> **Work to complete**:
Where the string "month" occurs in the material below, report the whole line.
* Start Supplied information *
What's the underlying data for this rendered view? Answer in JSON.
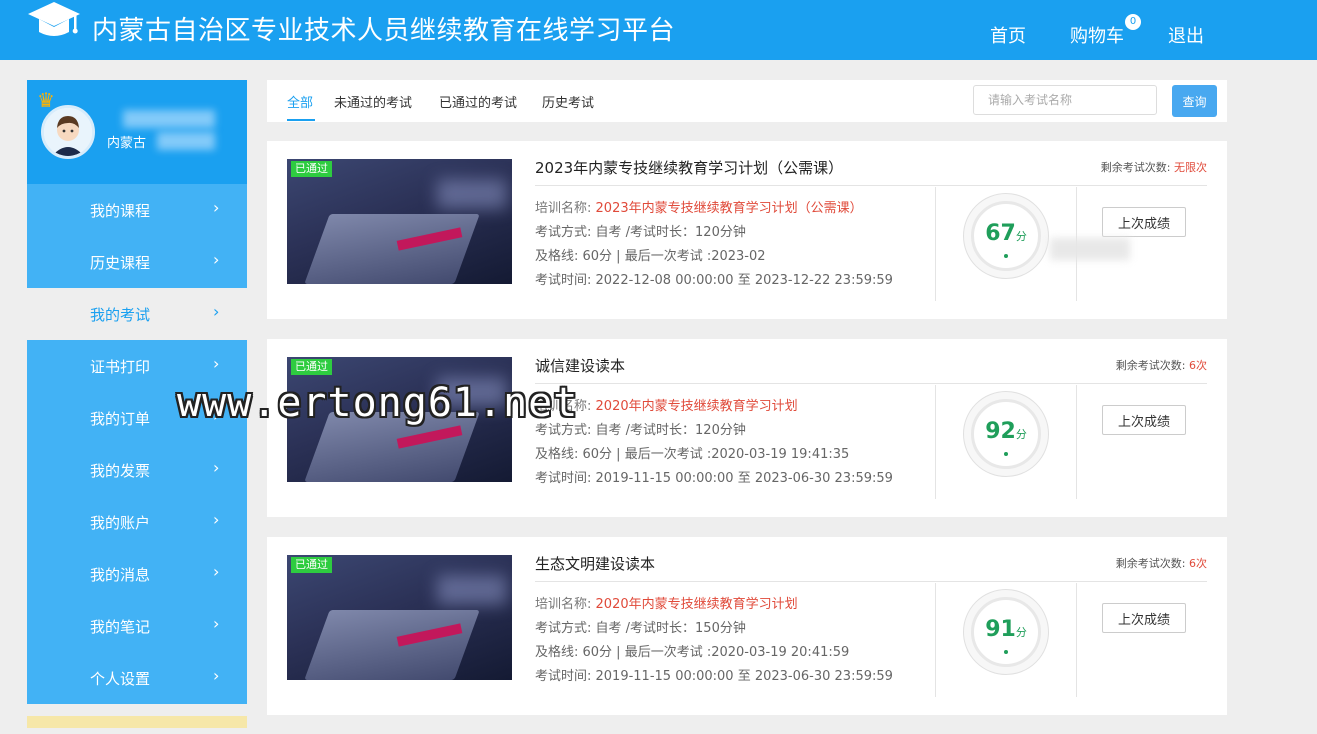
{
  "header": {
    "title": "内蒙古自治区专业技术人员继续教育在线学习平台",
    "logo_icon": "graduation-cap-icon",
    "nav": {
      "home": "首页",
      "cart": "购物车",
      "cart_count": "0",
      "logout": "退出"
    },
    "colors": {
      "primary": "#1aa0f0",
      "menu": "#42b2f5"
    }
  },
  "profile": {
    "username": "内蒙古",
    "avatar_icon": "user-avatar-icon",
    "badge_icon": "crown-icon"
  },
  "sidebar": {
    "items": [
      {
        "label": "我的课程"
      },
      {
        "label": "历史课程"
      },
      {
        "label": "我的考试"
      },
      {
        "label": "证书打印"
      },
      {
        "label": "我的订单"
      },
      {
        "label": "我的发票"
      },
      {
        "label": "我的账户"
      },
      {
        "label": "我的消息"
      },
      {
        "label": "我的笔记"
      },
      {
        "label": "个人设置"
      }
    ],
    "active_index": 2,
    "arrow": "›"
  },
  "tabs": {
    "items": [
      "全部",
      "未通过的考试",
      "已通过的考试",
      "历史考试"
    ],
    "active_index": 0
  },
  "search": {
    "placeholder": "请输入考试名称",
    "button": "查询"
  },
  "exams": [
    {
      "tag": "已通过",
      "title": "2023年内蒙专技继续教育学习计划（公需课）",
      "remain_label": "剩余考试次数:",
      "remain_value": "无限次",
      "training_label": "培训名称:",
      "training_name": "2023年内蒙专技继续教育学习计划（公需课）",
      "method_line": "考试方式: 自考 /考试时长：120分钟",
      "pass_line": "及格线: 60分 | 最后一次考试 :2023-02",
      "time_line": "考试时间: 2022-12-08 00:00:00 至 2023-12-22 23:59:59",
      "score": "67",
      "score_unit": "分",
      "button": "上次成绩"
    },
    {
      "tag": "已通过",
      "title": "诚信建设读本",
      "remain_label": "剩余考试次数:",
      "remain_value": "6次",
      "training_label": "培训名称:",
      "training_name": "2020年内蒙专技继续教育学习计划",
      "method_line": "考试方式: 自考 /考试时长：120分钟",
      "pass_line": "及格线: 60分 | 最后一次考试 :2020-03-19 19:41:35",
      "time_line": "考试时间: 2019-11-15 00:00:00 至 2023-06-30 23:59:59",
      "score": "92",
      "score_unit": "分",
      "button": "上次成绩"
    },
    {
      "tag": "已通过",
      "title": "生态文明建设读本",
      "remain_label": "剩余考试次数:",
      "remain_value": "6次",
      "training_label": "培训名称:",
      "training_name": "2020年内蒙专技继续教育学习计划",
      "method_line": "考试方式: 自考 /考试时长：150分钟",
      "pass_line": "及格线: 60分 | 最后一次考试 :2020-03-19 20:41:59",
      "time_line": "考试时间: 2019-11-15 00:00:00 至 2023-06-30 23:59:59",
      "score": "91",
      "score_unit": "分",
      "button": "上次成绩"
    }
  ],
  "watermark": "www.ertong61.net"
}
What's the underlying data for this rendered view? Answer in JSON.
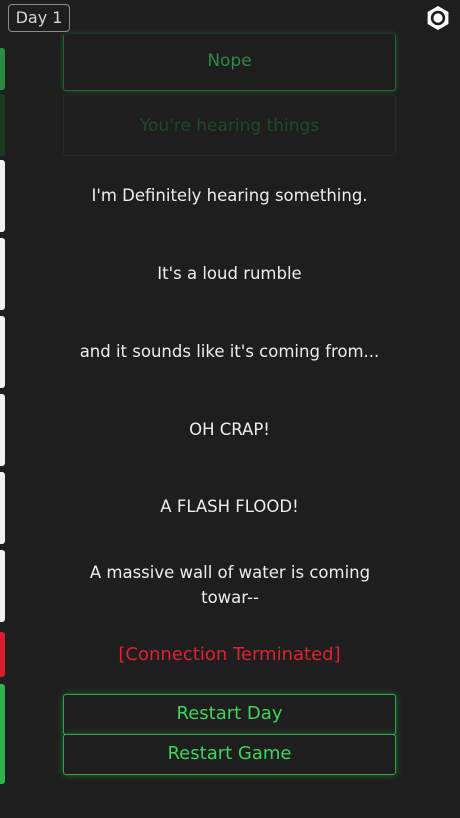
{
  "header": {
    "day_label": "Day 1",
    "settings_icon": "gear-icon"
  },
  "choices": {
    "nope": "Nope",
    "hearing": "You're hearing things"
  },
  "messages": [
    "I'm Definitely hearing something.",
    "It's a loud rumble",
    "and it sounds like it's coming from...",
    "OH CRAP!",
    "A FLASH FLOOD!",
    "A massive wall of water is coming towar--"
  ],
  "status": {
    "connection": "[Connection Terminated]"
  },
  "actions": {
    "restart_day": "Restart Day",
    "restart_game": "Restart Game"
  },
  "colors": {
    "background": "#1e1e1e",
    "accent_green": "#3dd45c",
    "alert_red": "#e2202e",
    "message_white": "#ededed"
  }
}
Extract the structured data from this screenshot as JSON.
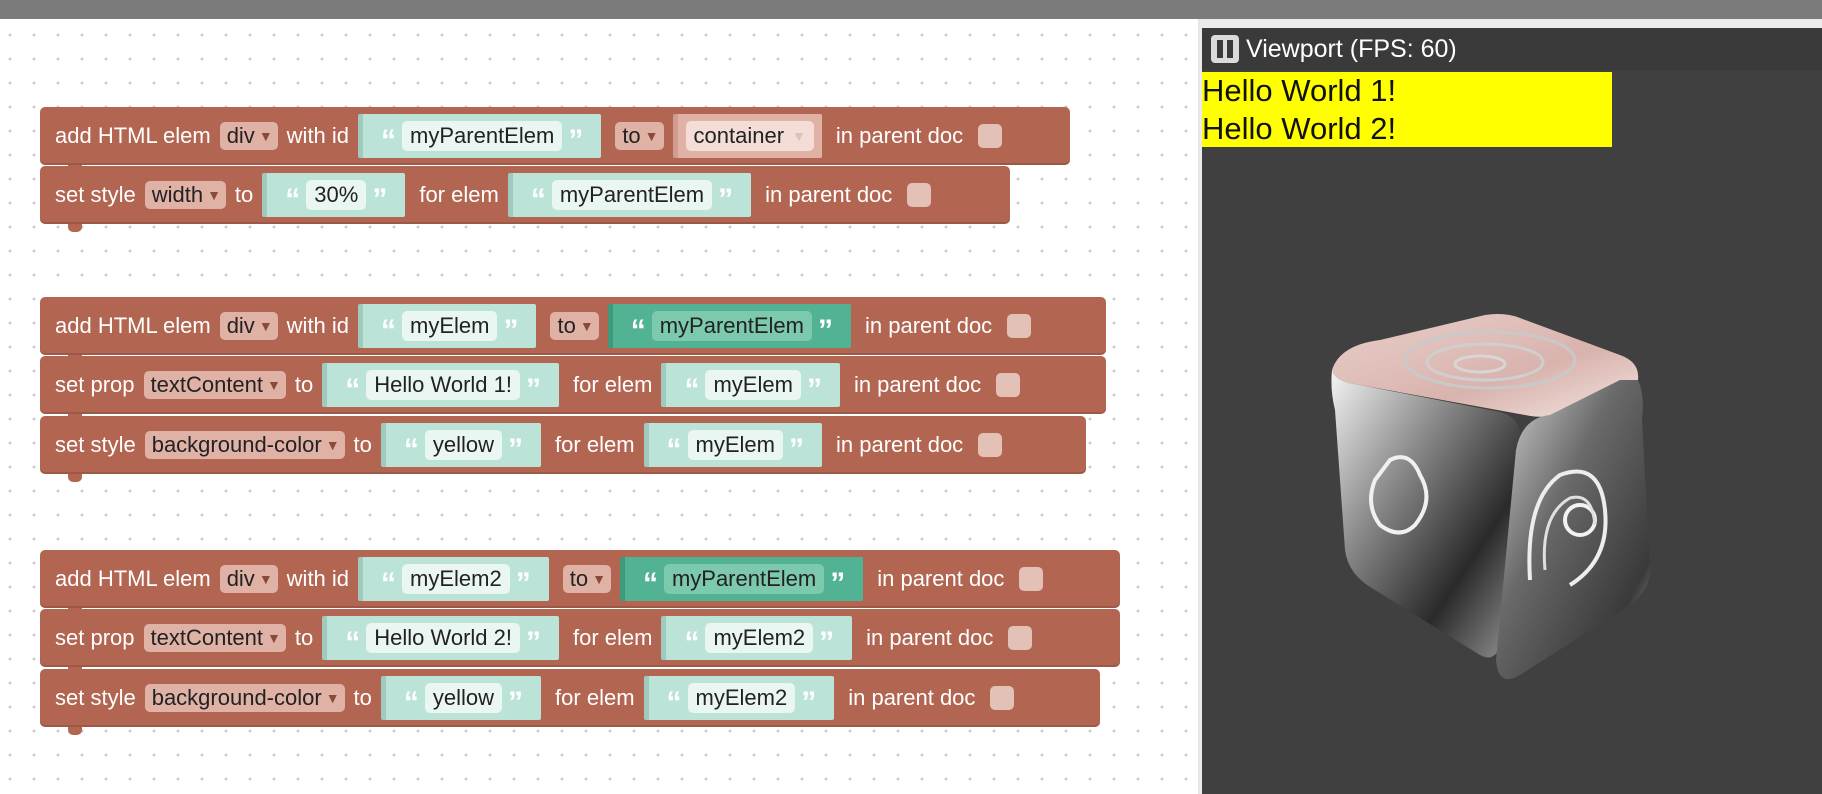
{
  "workspace": {
    "groups": [
      {
        "blocks": [
          {
            "type": "add",
            "label1": "add HTML elem",
            "tag": "div",
            "label2": "with id",
            "id": "myParentElem",
            "label3": "to",
            "parent_dropdown": "container",
            "label4": "in parent doc"
          },
          {
            "type": "style",
            "label1": "set style",
            "prop": "width",
            "label2": "to",
            "value": "30%",
            "label3": "for elem",
            "elem": "myParentElem",
            "label4": "in parent doc"
          }
        ]
      },
      {
        "blocks": [
          {
            "type": "add",
            "label1": "add HTML elem",
            "tag": "div",
            "label2": "with id",
            "id": "myElem",
            "label3": "to",
            "parent": "myParentElem",
            "label4": "in parent doc"
          },
          {
            "type": "prop",
            "label1": "set prop",
            "prop": "textContent",
            "label2": "to",
            "value": "Hello World 1!",
            "label3": "for elem",
            "elem": "myElem",
            "label4": "in parent doc"
          },
          {
            "type": "style",
            "label1": "set style",
            "prop": "background-color",
            "label2": "to",
            "value": "yellow",
            "label3": "for elem",
            "elem": "myElem",
            "label4": "in parent doc"
          }
        ]
      },
      {
        "blocks": [
          {
            "type": "add",
            "label1": "add HTML elem",
            "tag": "div",
            "label2": "with id",
            "id": "myElem2",
            "label3": "to",
            "parent": "myParentElem",
            "label4": "in parent doc"
          },
          {
            "type": "prop",
            "label1": "set prop",
            "prop": "textContent",
            "label2": "to",
            "value": "Hello World 2!",
            "label3": "for elem",
            "elem": "myElem2",
            "label4": "in parent doc"
          },
          {
            "type": "style",
            "label1": "set style",
            "prop": "background-color",
            "label2": "to",
            "value": "yellow",
            "label3": "for elem",
            "elem": "myElem2",
            "label4": "in parent doc"
          }
        ]
      }
    ],
    "quote_open": "“",
    "quote_close": "”",
    "dropdown_arrow": "▼"
  },
  "viewport": {
    "title": "Viewport (FPS: 60)",
    "pause_icon": "pause-icon",
    "hello_lines": [
      "Hello World 1!",
      "Hello World 2!"
    ],
    "hello_background": "#ffff00",
    "background": "#404040"
  },
  "colors": {
    "block": "#b26652",
    "string_input": "#bce3d7",
    "string_input_dark": "#52b394",
    "dropdown": "#e0b2a6"
  }
}
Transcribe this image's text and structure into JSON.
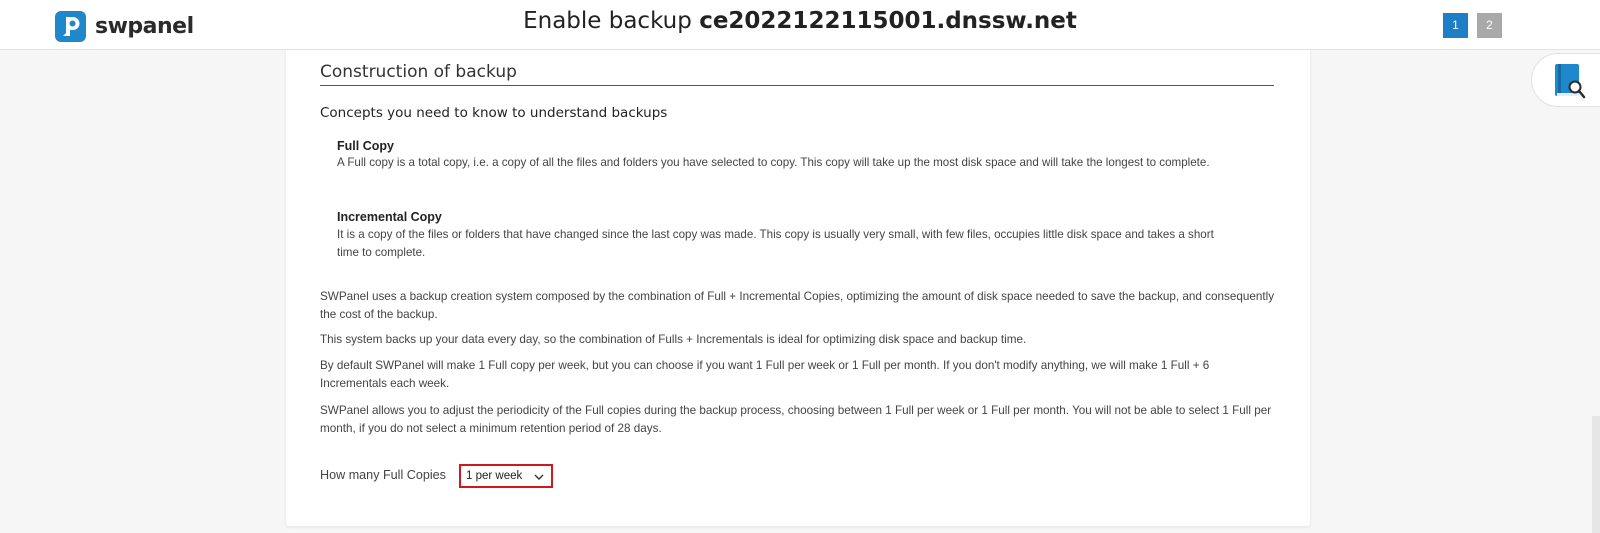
{
  "header": {
    "logo_text": "swpanel",
    "title_prefix": "Enable backup",
    "title_domain": "ce2022122115001.dnssw.net",
    "steps": [
      "1",
      "2"
    ]
  },
  "section": {
    "title": "Construction of backup",
    "concepts_heading": "Concepts you need to know to understand backups",
    "full_copy": {
      "term": "Full Copy",
      "desc": "A Full copy is a total copy, i.e. a copy of all the files and folders you have selected to copy. This copy will take up the most disk space and will take the longest to complete."
    },
    "incremental_copy": {
      "term": "Incremental Copy",
      "desc": "It is a copy of the files or folders that have changed since the last copy was made. This copy is usually very small, with few files, occupies little disk space and takes a short time to complete."
    },
    "paragraphs": [
      "SWPanel uses a backup creation system composed by the combination of Full + Incremental Copies, optimizing the amount of disk space needed to save the backup, and consequently the cost of the backup.",
      "This system backs up your data every day, so the combination of Fulls + Incrementals is ideal for optimizing disk space and backup time.",
      "By default SWPanel will make 1 Full copy per week, but you can choose if you want 1 Full per week or 1 Full per month. If you don't modify anything, we will make 1 Full + 6 Incrementals each week.",
      "SWPanel allows you to adjust the periodicity of the Full copies during the backup process, choosing between 1 Full per week or 1 Full per month. You will not be able to select 1 Full per month, if you do not select a minimum retention period of 28 days."
    ],
    "full_copies_field": {
      "label": "How many Full Copies",
      "selected": "1 per week"
    }
  },
  "colors": {
    "brand": "#1f87cc",
    "active_step": "#1f7fc6",
    "inactive_step": "#a9a9a9",
    "highlight": "#d0181e"
  },
  "icons": {
    "logo": "swpanel-logo-icon",
    "help": "help-book-search-icon",
    "select_caret": "chevron-down-icon"
  }
}
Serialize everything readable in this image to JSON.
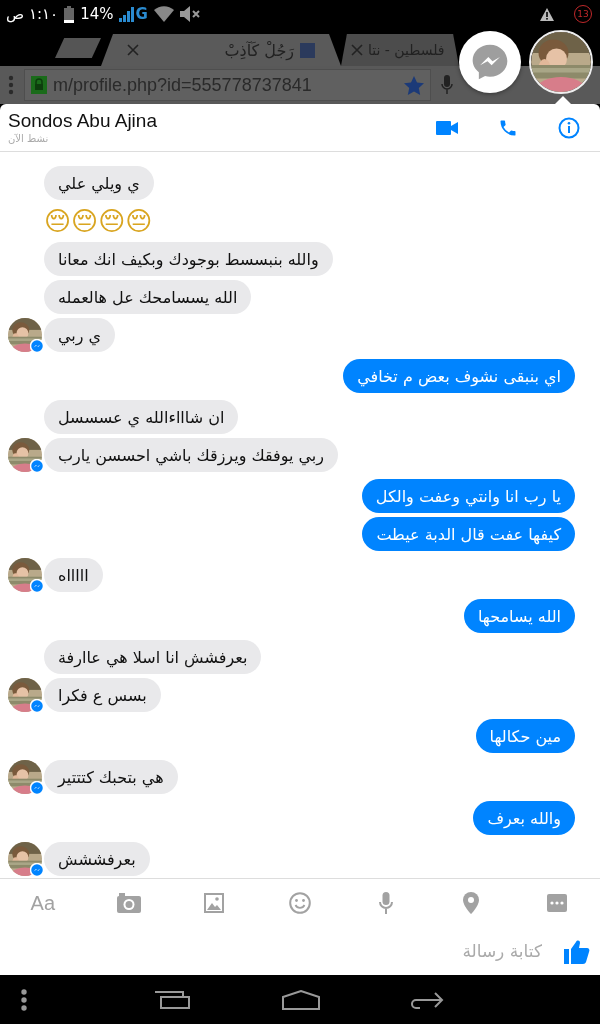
* End Supplied information *
> **Exercise output**:
      "By default SWPanel will make 1 Full copy per week, but you can choose if you want 1 Full per week or 1 Full per month. If you don't modify anything, we will make 1 Full + 6 Incrementals each week.",
      "SWPanel allows you to adjust the periodicity of the Full copies during the backup process, choosing between 1 Full per week or 1 Full per month. You will not be able to select 1 Full per month, if you do not select a minimum retention period of 28 days."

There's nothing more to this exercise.